◆ **Records shown**:
··········

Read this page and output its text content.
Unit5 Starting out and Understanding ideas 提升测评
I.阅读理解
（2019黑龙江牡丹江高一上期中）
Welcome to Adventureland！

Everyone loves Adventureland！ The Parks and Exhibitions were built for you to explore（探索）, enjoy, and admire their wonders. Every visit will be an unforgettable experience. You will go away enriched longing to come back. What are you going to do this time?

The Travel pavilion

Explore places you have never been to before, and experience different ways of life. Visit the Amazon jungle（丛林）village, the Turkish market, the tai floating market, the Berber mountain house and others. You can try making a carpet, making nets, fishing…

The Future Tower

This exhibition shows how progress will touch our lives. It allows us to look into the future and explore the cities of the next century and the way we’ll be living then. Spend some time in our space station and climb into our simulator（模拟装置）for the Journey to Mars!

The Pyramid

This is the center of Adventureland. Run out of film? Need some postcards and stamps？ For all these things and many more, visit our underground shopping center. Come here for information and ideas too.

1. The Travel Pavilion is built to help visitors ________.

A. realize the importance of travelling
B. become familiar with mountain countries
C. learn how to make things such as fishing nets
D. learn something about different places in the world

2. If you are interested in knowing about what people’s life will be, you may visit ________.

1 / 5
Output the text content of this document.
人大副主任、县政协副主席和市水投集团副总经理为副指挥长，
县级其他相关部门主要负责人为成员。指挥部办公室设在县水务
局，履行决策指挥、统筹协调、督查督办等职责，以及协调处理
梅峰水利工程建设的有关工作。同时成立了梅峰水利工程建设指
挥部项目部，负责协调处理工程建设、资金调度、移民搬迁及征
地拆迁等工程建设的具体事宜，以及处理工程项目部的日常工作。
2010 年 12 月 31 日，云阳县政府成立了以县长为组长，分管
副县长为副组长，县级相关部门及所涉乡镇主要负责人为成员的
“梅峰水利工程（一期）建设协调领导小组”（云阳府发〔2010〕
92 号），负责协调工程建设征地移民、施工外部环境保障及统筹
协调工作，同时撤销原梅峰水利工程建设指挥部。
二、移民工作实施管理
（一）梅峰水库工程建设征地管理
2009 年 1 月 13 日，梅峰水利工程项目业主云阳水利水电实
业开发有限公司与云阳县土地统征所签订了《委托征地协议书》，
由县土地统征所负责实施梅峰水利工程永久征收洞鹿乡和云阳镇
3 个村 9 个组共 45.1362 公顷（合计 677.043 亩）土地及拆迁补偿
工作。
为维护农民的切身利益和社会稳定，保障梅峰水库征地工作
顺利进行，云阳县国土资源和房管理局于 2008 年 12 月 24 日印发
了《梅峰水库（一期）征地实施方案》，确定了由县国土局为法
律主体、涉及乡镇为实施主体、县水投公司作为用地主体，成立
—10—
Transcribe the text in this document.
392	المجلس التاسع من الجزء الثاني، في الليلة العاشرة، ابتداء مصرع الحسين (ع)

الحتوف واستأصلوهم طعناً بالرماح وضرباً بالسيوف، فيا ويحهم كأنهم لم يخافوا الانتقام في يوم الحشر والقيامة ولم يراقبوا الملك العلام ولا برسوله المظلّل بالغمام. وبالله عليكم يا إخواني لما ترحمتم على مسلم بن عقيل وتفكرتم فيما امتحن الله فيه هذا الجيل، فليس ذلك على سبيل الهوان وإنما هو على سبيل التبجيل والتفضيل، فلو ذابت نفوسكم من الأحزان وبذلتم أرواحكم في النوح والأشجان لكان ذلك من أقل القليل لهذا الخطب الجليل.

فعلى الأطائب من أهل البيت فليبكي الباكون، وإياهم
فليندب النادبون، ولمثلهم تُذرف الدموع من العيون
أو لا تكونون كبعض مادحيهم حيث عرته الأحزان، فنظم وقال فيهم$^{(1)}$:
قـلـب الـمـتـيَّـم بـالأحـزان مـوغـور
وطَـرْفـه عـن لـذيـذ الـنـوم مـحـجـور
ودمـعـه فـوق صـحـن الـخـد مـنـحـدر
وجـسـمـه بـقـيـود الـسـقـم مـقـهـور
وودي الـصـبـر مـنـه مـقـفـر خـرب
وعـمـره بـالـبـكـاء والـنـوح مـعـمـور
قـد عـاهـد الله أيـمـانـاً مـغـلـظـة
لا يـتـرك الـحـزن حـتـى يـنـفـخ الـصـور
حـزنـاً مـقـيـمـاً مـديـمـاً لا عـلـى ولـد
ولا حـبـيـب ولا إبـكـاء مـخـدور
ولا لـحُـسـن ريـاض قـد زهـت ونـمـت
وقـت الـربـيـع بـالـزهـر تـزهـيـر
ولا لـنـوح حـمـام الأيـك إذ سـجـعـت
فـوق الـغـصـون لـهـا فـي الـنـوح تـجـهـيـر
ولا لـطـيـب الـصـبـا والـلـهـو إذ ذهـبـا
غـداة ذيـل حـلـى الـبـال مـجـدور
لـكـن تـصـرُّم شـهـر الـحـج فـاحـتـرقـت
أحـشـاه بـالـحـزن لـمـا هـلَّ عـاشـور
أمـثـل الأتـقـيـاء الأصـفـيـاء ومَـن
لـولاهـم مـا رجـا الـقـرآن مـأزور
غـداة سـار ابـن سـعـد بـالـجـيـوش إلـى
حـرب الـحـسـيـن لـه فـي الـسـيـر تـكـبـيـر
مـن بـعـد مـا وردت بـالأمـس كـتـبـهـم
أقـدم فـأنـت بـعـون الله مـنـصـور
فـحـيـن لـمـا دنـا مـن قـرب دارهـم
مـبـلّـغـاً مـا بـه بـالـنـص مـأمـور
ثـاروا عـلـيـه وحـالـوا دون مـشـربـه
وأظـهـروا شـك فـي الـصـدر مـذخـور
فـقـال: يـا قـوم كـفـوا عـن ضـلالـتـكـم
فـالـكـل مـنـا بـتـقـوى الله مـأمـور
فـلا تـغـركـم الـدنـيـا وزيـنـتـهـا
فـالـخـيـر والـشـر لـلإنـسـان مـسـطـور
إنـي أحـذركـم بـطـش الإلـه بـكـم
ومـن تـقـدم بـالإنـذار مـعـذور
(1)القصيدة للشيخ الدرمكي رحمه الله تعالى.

··········

◆ **Job**:
Repeat the data precisely, line by line.

◆ **Exercise output**:
Read this page and output its text content.
Unit5 Starting out and Understanding ideas 提升测评
I.阅读理解
（2019黑龙江牡丹江高一上期中）
Welcome to Adventureland！

Everyone loves Adventureland！ The Parks and Exhibitions were built for you to explore（探索）, enjoy, and admire their wonders. Every visit will be an unforgettable experience. You will go away enriched longing to come back. What are you going to do this time?

The Travel pavilion

Explore places you have never been to before, and experience different ways of life. Visit the Amazon jungle（丛林）village, the Turkish market, the tai floating market, the Berber mountain house and others. You can try making a carpet, making nets, fishing…

The Future Tower

This exhibition shows how progress will touch our lives. It allows us to look into the future and explore the cities of the next century and the way we’ll be living then. Spend some time in our space station and climb into our simulator（模拟装置）for the Journey to Mars!

The Pyramid

This is the center of Adventureland. Run out of film? Need some postcards and stamps？ For all these things and many more, visit our underground shopping center. Come here for information and ideas too.

1. The Travel Pavilion is built to help visitors ________.

A. realize the importance of travelling
B. become familiar with mountain countries
C. learn how to make things such as fishing nets
D. learn something about different places in the world

2. If you are interested in knowing about what people’s life will be, you may visit ________.

1 / 5
Output the text content of this document.
人大副主任、县政协副主席和市水投集团副总经理为副指挥长，
县级其他相关部门主要负责人为成员。指挥部办公室设在县水务
局，履行决策指挥、统筹协调、督查督办等职责，以及协调处理
梅峰水利工程建设的有关工作。同时成立了梅峰水利工程建设指
挥部项目部，负责协调处理工程建设、资金调度、移民搬迁及征
地拆迁等工程建设的具体事宜，以及处理工程项目部的日常工作。
2010 年 12 月 31 日，云阳县政府成立了以县长为组长，分管
副县长为副组长，县级相关部门及所涉乡镇主要负责人为成员的
“梅峰水利工程（一期）建设协调领导小组”（云阳府发〔2010〕
92 号），负责协调工程建设征地移民、施工外部环境保障及统筹
协调工作，同时撤销原梅峰水利工程建设指挥部。
二、移民工作实施管理
（一）梅峰水库工程建设征地管理
2009 年 1 月 13 日，梅峰水利工程项目业主云阳水利水电实
业开发有限公司与云阳县土地统征所签订了《委托征地协议书》，
由县土地统征所负责实施梅峰水利工程永久征收洞鹿乡和云阳镇
3 个村 9 个组共 45.1362 公顷（合计 677.043 亩）土地及拆迁补偿
工作。
为维护农民的切身利益和社会稳定，保障梅峰水库征地工作
顺利进行，云阳县国土资源和房管理局于 2008 年 12 月 24 日印发
了《梅峰水库（一期）征地实施方案》，确定了由县国土局为法
律主体、涉及乡镇为实施主体、县水投公司作为用地主体，成立
—10—
Transcribe the text in this document.
392	المجلس التاسع من الجزء الثاني، في الليلة العاشرة، ابتداء مصرع الحسين (ع)

الحتوف واستأصلوهم طعناً بالرماح وضرباً بالسيوف، فيا ويحهم كأنهم لم يخافوا الانتقام في يوم الحشر والقيامة ولم يراقبوا الملك العلام ولا برسوله المظلّل بالغمام. وبالله عليكم يا إخواني لما ترحمتم على مسلم بن عقيل وتفكرتم فيما امتحن الله فيه هذا الجيل، فليس ذلك على سبيل الهوان وإنما هو على سبيل التبجيل والتفضيل، فلو ذابت نفوسكم من الأحزان وبذلتم أرواحكم في النوح والأشجان لكان ذلك من أقل القليل لهذا الخطب الجليل.

فعلى الأطائب من أهل البيت فليبكي الباكون، وإياهم
فليندب النادبون، ولمثلهم تُذرف الدموع من العيون
أو لا تكونون كبعض مادحيهم حيث عرته الأحزان، فنظم وقال فيهم$^{(1)}$:
قـلـب الـمـتـيَّـم بـالأحـزان مـوغـور
وطَـرْفـه عـن لـذيـذ الـنـوم مـحـجـور
ودمـعـه فـوق صـحـن الـخـد مـنـحـدر
وجـسـمـه بـقـيـود الـسـقـم مـقـهـور
وودي الـصـبـر مـنـه مـقـفـر خـرب
وعـمـره بـالـبـكـاء والـنـوح مـعـمـور
قـد عـاهـد الله أيـمـانـاً مـغـلـظـة
لا يـتـرك الـحـزن حـتـى يـنـفـخ الـصـور
حـزنـاً مـقـيـمـاً مـديـمـاً لا عـلـى ولـد
ولا حـبـيـب ولا إبـكـاء مـخـدور
ولا لـحُـسـن ريـاض قـد زهـت ونـمـت
وقـت الـربـيـع بـالـزهـر تـزهـيـر
ولا لـنـوح حـمـام الأيـك إذ سـجـعـت
فـوق الـغـصـون لـهـا فـي الـنـوح تـجـهـيـر
ولا لـطـيـب الـصـبـا والـلـهـو إذ ذهـبـا
غـداة ذيـل حـلـى الـبـال مـجـدور
لـكـن تـصـرُّم شـهـر الـحـج فـاحـتـرقـت
أحـشـاه بـالـحـزن لـمـا هـلَّ عـاشـور
أمـثـل الأتـقـيـاء الأصـفـيـاء ومَـن
لـولاهـم مـا رجـا الـقـرآن مـأزور
غـداة سـار ابـن سـعـد بـالـجـيـوش إلـى
حـرب الـحـسـيـن لـه فـي الـسـيـر تـكـبـيـر
مـن بـعـد مـا وردت بـالأمـس كـتـبـهـم
أقـدم فـأنـت بـعـون الله مـنـصـور
فـحـيـن لـمـا دنـا مـن قـرب دارهـم
مـبـلّـغـاً مـا بـه بـالـنـص مـأمـور
ثـاروا عـلـيـه وحـالـوا دون مـشـربـه
وأظـهـروا شـك فـي الـصـدر مـذخـور
فـقـال: يـا قـوم كـفـوا عـن ضـلالـتـكـم
فـالـكـل مـنـا بـتـقـوى الله مـأمـور
فـلا تـغـركـم الـدنـيـا وزيـنـتـهـا
فـالـخـيـر والـشـر لـلإنـسـان مـسـطـور
إنـي أحـذركـم بـطـش الإلـه بـكـم
ومـن تـقـدم بـالإنـذار مـعـذور
(1)القصيدة للشيخ الدرمكي رحمه الله تعالى.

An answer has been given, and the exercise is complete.